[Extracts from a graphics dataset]
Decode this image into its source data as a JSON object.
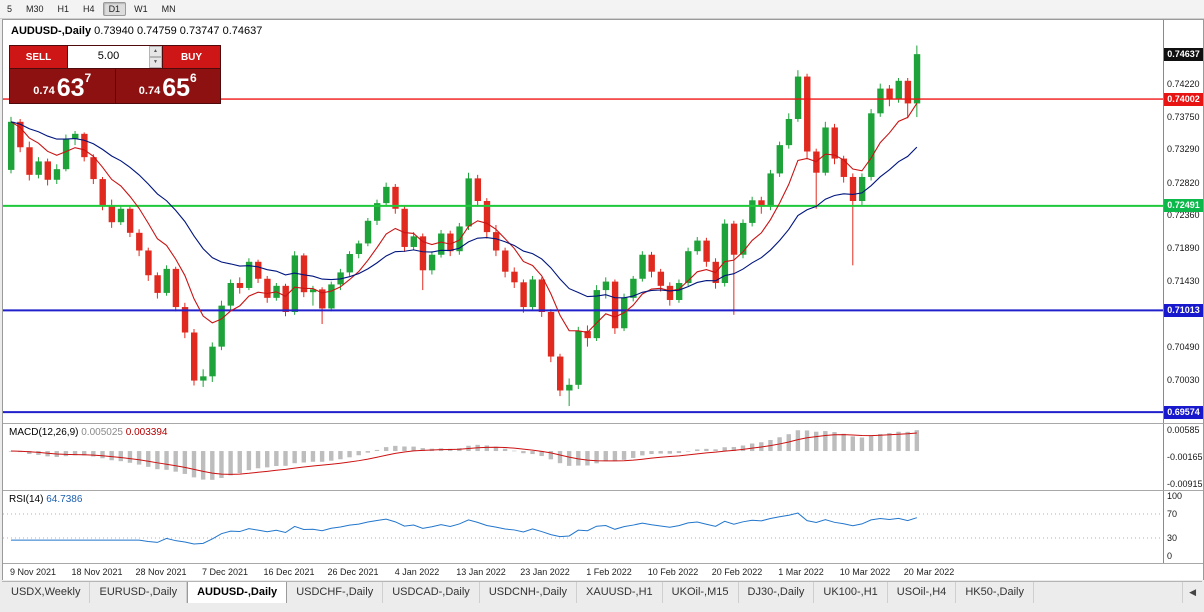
{
  "toolbar": {
    "timeframes": [
      "5",
      "M30",
      "H1",
      "H4",
      "D1",
      "W1",
      "MN"
    ],
    "active": "D1"
  },
  "chart_header": {
    "symbol": "AUDUSD-,Daily",
    "ohlc": "0.73940 0.74759 0.73747 0.74637"
  },
  "trade_panel": {
    "sell_label": "SELL",
    "buy_label": "BUY",
    "volume": "5.00",
    "sell_price": {
      "prefix": "0.74",
      "big": "63",
      "sup": "7"
    },
    "buy_price": {
      "prefix": "0.74",
      "big": "65",
      "sup": "6"
    },
    "up_arrow": "▲",
    "down_arrow": "▼"
  },
  "chart_data": {
    "type": "candlestick",
    "symbol": "AUDUSD",
    "timeframe": "Daily",
    "last_ohlc": {
      "open": 0.7394,
      "high": 0.74759,
      "low": 0.73747,
      "close": 0.74637
    },
    "scale": {
      "p_max": 0.7512,
      "p_min": 0.6942
    },
    "colors": {
      "up": "#1ea23a",
      "down": "#e02a20",
      "ma_fast": "#c81414",
      "ma_slow": "#00157e",
      "macd_hist": "#bdbdbd",
      "macd_signal": "#cc1111",
      "rsi_line": "#2276cc"
    },
    "ma_periods": {
      "fast": 8,
      "slow": 21
    },
    "candles": [
      [
        0.73,
        0.7375,
        0.7295,
        0.7368
      ],
      [
        0.7368,
        0.7372,
        0.7325,
        0.7332
      ],
      [
        0.7332,
        0.734,
        0.7285,
        0.7293
      ],
      [
        0.7293,
        0.7318,
        0.7288,
        0.7312
      ],
      [
        0.7312,
        0.7316,
        0.7278,
        0.7286
      ],
      [
        0.7286,
        0.7308,
        0.728,
        0.7301
      ],
      [
        0.7301,
        0.735,
        0.7298,
        0.7344
      ],
      [
        0.7344,
        0.7355,
        0.7335,
        0.7351
      ],
      [
        0.7351,
        0.7353,
        0.7312,
        0.7318
      ],
      [
        0.7318,
        0.7322,
        0.728,
        0.7287
      ],
      [
        0.7287,
        0.729,
        0.7243,
        0.725
      ],
      [
        0.725,
        0.7258,
        0.7218,
        0.7226
      ],
      [
        0.7226,
        0.725,
        0.7222,
        0.7245
      ],
      [
        0.7245,
        0.7248,
        0.7205,
        0.7211
      ],
      [
        0.7211,
        0.7216,
        0.7178,
        0.7186
      ],
      [
        0.7186,
        0.719,
        0.7143,
        0.7151
      ],
      [
        0.7151,
        0.7155,
        0.7118,
        0.7126
      ],
      [
        0.7126,
        0.7165,
        0.7122,
        0.716
      ],
      [
        0.716,
        0.7163,
        0.71,
        0.7106
      ],
      [
        0.7106,
        0.7112,
        0.7062,
        0.707
      ],
      [
        0.707,
        0.7075,
        0.6995,
        0.7002
      ],
      [
        0.7002,
        0.7018,
        0.6993,
        0.7008
      ],
      [
        0.7008,
        0.7056,
        0.7,
        0.705
      ],
      [
        0.705,
        0.7115,
        0.7045,
        0.7108
      ],
      [
        0.7108,
        0.7145,
        0.7102,
        0.714
      ],
      [
        0.714,
        0.7148,
        0.7125,
        0.7133
      ],
      [
        0.7133,
        0.7175,
        0.713,
        0.717
      ],
      [
        0.717,
        0.7173,
        0.714,
        0.7146
      ],
      [
        0.7146,
        0.715,
        0.7112,
        0.7119
      ],
      [
        0.7119,
        0.714,
        0.7115,
        0.7136
      ],
      [
        0.7136,
        0.7139,
        0.7093,
        0.7099
      ],
      [
        0.7099,
        0.7185,
        0.7095,
        0.7179
      ],
      [
        0.7179,
        0.7182,
        0.712,
        0.7127
      ],
      [
        0.7127,
        0.7136,
        0.7108,
        0.7131
      ],
      [
        0.7131,
        0.7134,
        0.7082,
        0.7104
      ],
      [
        0.7104,
        0.7142,
        0.71,
        0.7138
      ],
      [
        0.7138,
        0.716,
        0.713,
        0.7155
      ],
      [
        0.7155,
        0.7185,
        0.715,
        0.7181
      ],
      [
        0.7181,
        0.72,
        0.7175,
        0.7196
      ],
      [
        0.7196,
        0.7232,
        0.7192,
        0.7228
      ],
      [
        0.7228,
        0.7258,
        0.7222,
        0.7253
      ],
      [
        0.7253,
        0.7282,
        0.7248,
        0.7276
      ],
      [
        0.7276,
        0.728,
        0.7238,
        0.7245
      ],
      [
        0.7245,
        0.725,
        0.7184,
        0.7191
      ],
      [
        0.7191,
        0.7212,
        0.7186,
        0.7206
      ],
      [
        0.7206,
        0.721,
        0.713,
        0.7158
      ],
      [
        0.7158,
        0.7185,
        0.7152,
        0.718
      ],
      [
        0.718,
        0.7215,
        0.7176,
        0.721
      ],
      [
        0.721,
        0.7214,
        0.7178,
        0.7185
      ],
      [
        0.7185,
        0.7225,
        0.718,
        0.722
      ],
      [
        0.722,
        0.7296,
        0.7215,
        0.7288
      ],
      [
        0.7288,
        0.7293,
        0.7248,
        0.7256
      ],
      [
        0.7256,
        0.726,
        0.7203,
        0.7212
      ],
      [
        0.7212,
        0.7222,
        0.7178,
        0.7186
      ],
      [
        0.7186,
        0.719,
        0.7148,
        0.7156
      ],
      [
        0.7156,
        0.7162,
        0.7133,
        0.7141
      ],
      [
        0.7141,
        0.7145,
        0.7098,
        0.7106
      ],
      [
        0.7106,
        0.715,
        0.7102,
        0.7145
      ],
      [
        0.7145,
        0.7148,
        0.7092,
        0.7099
      ],
      [
        0.7099,
        0.7103,
        0.7028,
        0.7036
      ],
      [
        0.7036,
        0.704,
        0.698,
        0.6988
      ],
      [
        0.6988,
        0.7005,
        0.6966,
        0.6996
      ],
      [
        0.6996,
        0.7078,
        0.699,
        0.7072
      ],
      [
        0.7072,
        0.708,
        0.705,
        0.7062
      ],
      [
        0.7062,
        0.7137,
        0.7058,
        0.713
      ],
      [
        0.713,
        0.7148,
        0.7118,
        0.7142
      ],
      [
        0.7142,
        0.7145,
        0.7068,
        0.7076
      ],
      [
        0.7076,
        0.7125,
        0.7072,
        0.7119
      ],
      [
        0.7119,
        0.715,
        0.7114,
        0.7146
      ],
      [
        0.7146,
        0.7185,
        0.7142,
        0.718
      ],
      [
        0.718,
        0.7184,
        0.7148,
        0.7156
      ],
      [
        0.7156,
        0.716,
        0.7128,
        0.7136
      ],
      [
        0.7136,
        0.7141,
        0.7108,
        0.7116
      ],
      [
        0.7116,
        0.7145,
        0.7112,
        0.714
      ],
      [
        0.714,
        0.719,
        0.7136,
        0.7185
      ],
      [
        0.7185,
        0.7205,
        0.718,
        0.72
      ],
      [
        0.72,
        0.7204,
        0.7163,
        0.717
      ],
      [
        0.717,
        0.7175,
        0.7132,
        0.714
      ],
      [
        0.714,
        0.723,
        0.7135,
        0.7224
      ],
      [
        0.7224,
        0.7228,
        0.7095,
        0.718
      ],
      [
        0.718,
        0.723,
        0.7175,
        0.7225
      ],
      [
        0.7225,
        0.7262,
        0.722,
        0.7257
      ],
      [
        0.7257,
        0.7262,
        0.7238,
        0.7248
      ],
      [
        0.7248,
        0.73,
        0.7243,
        0.7295
      ],
      [
        0.7295,
        0.734,
        0.729,
        0.7335
      ],
      [
        0.7335,
        0.738,
        0.733,
        0.7372
      ],
      [
        0.7372,
        0.7441,
        0.7368,
        0.7432
      ],
      [
        0.7432,
        0.7436,
        0.7315,
        0.7326
      ],
      [
        0.7326,
        0.733,
        0.7245,
        0.7296
      ],
      [
        0.7296,
        0.7368,
        0.7292,
        0.736
      ],
      [
        0.736,
        0.7365,
        0.7308,
        0.7316
      ],
      [
        0.7316,
        0.732,
        0.7282,
        0.729
      ],
      [
        0.729,
        0.7295,
        0.7165,
        0.7256
      ],
      [
        0.7256,
        0.7295,
        0.725,
        0.729
      ],
      [
        0.729,
        0.7386,
        0.7285,
        0.738
      ],
      [
        0.738,
        0.7422,
        0.7375,
        0.7415
      ],
      [
        0.7415,
        0.742,
        0.739,
        0.74
      ],
      [
        0.74,
        0.743,
        0.7395,
        0.7426
      ],
      [
        0.7426,
        0.743,
        0.7373,
        0.7394
      ],
      [
        0.7394,
        0.74759,
        0.73747,
        0.74637
      ]
    ],
    "hlines": [
      {
        "price": 0.74002,
        "color": "#f01414",
        "width": 1.4
      },
      {
        "price": 0.72491,
        "color": "#1fc93c",
        "width": 2
      },
      {
        "price": 0.71013,
        "color": "#2020cc",
        "width": 2
      },
      {
        "price": 0.69574,
        "color": "#2020cc",
        "width": 2
      }
    ],
    "price_axis": {
      "labels": [
        "0.74220",
        "0.73750",
        "0.73290",
        "0.72820",
        "0.72360",
        "0.71890",
        "0.71430",
        "0.70960",
        "0.70490",
        "0.70030",
        "0.69560"
      ],
      "badges": [
        {
          "price": 0.74637,
          "label": "0.74637",
          "color": "#101010"
        },
        {
          "price": 0.74002,
          "label": "0.74002",
          "color": "#e81414"
        },
        {
          "price": 0.72491,
          "label": "0.72491",
          "color": "#0cb84a"
        },
        {
          "price": 0.71013,
          "label": "0.71013",
          "color": "#1818cc"
        },
        {
          "price": 0.69574,
          "label": "0.69574",
          "color": "#1818cc"
        }
      ]
    },
    "macd": {
      "label": "MACD(12,26,9)",
      "value_main": "0.005025",
      "value_signal": "0.003394",
      "fast": 12,
      "slow": 26,
      "signal": 9,
      "range": {
        "max": 0.0075,
        "min": -0.0108
      },
      "axis": [
        {
          "v": 0.00585,
          "label": "0.00585"
        },
        {
          "v": -0.00165,
          "label": "-0.00165"
        },
        {
          "v": -0.00915,
          "label": "-0.00915"
        }
      ]
    },
    "rsi": {
      "label": "RSI(14)",
      "value": "64.7386",
      "period": 14,
      "levels": [
        70,
        30
      ],
      "axis": [
        {
          "v": 100,
          "label": "100"
        },
        {
          "v": 70,
          "label": "70"
        },
        {
          "v": 30,
          "label": "30"
        },
        {
          "v": 0,
          "label": "0"
        }
      ]
    },
    "time_axis": [
      "9 Nov 2021",
      "18 Nov 2021",
      "28 Nov 2021",
      "7 Dec 2021",
      "16 Dec 2021",
      "26 Dec 2021",
      "4 Jan 2022",
      "13 Jan 2022",
      "23 Jan 2022",
      "1 Feb 2022",
      "10 Feb 2022",
      "20 Feb 2022",
      "1 Mar 2022",
      "10 Mar 2022",
      "20 Mar 2022"
    ]
  },
  "tabs": {
    "items": [
      "USDX,Weekly",
      "EURUSD-,Daily",
      "AUDUSD-,Daily",
      "USDCHF-,Daily",
      "USDCAD-,Daily",
      "USDCNH-,Daily",
      "XAUUSD-,H1",
      "UKOil-,M15",
      "DJ30-,Daily",
      "UK100-,H1",
      "USOil-,H4",
      "HK50-,Daily"
    ],
    "active_index": 2,
    "scroll_left": "◀"
  }
}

• _Challenge_:
Single out each line of the records above with the string "AUDUSD" in it, and copy it.

• _Full response_:
    "symbol": "AUDUSD-,Daily",
    "symbol": "AUDUSD",
      "AUDUSD-,Daily",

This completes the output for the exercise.